▶ PROBLEM STATEMENT
Pull out every line with the word "data" from the entries below.

=====

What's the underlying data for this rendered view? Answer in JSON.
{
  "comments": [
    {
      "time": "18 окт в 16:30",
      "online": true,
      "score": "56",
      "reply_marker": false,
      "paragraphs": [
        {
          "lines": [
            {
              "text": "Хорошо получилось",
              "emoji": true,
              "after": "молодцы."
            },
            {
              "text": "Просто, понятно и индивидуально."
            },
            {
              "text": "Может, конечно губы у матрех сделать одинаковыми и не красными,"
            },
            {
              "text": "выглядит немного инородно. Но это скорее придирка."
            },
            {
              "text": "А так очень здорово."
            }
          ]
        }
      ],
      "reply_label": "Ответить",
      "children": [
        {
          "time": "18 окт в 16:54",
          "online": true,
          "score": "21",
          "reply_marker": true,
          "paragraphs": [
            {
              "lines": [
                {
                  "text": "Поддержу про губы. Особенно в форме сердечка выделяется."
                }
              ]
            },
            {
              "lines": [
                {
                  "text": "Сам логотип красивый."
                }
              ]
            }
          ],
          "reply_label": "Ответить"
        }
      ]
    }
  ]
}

=====

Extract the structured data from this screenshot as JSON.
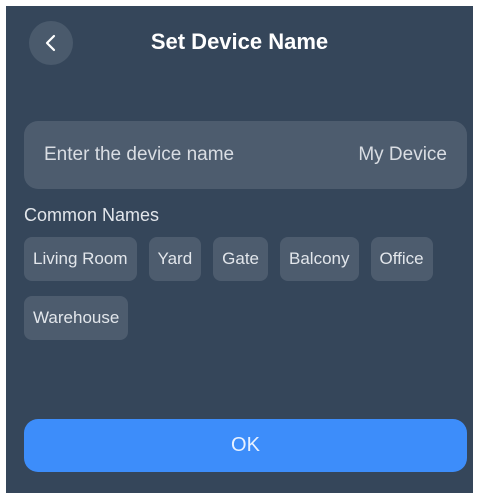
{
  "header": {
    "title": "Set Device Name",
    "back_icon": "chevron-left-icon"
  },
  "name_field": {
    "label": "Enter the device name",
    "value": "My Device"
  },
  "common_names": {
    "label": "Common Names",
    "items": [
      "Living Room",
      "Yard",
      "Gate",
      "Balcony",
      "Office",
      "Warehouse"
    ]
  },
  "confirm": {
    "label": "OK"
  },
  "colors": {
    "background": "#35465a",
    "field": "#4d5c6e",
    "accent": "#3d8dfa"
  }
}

=====

▶ WRITTEN SOLUTION
What's the underlying data for this rendered view? Answer in JSON.
Extract the structured data from this screenshot as JSON.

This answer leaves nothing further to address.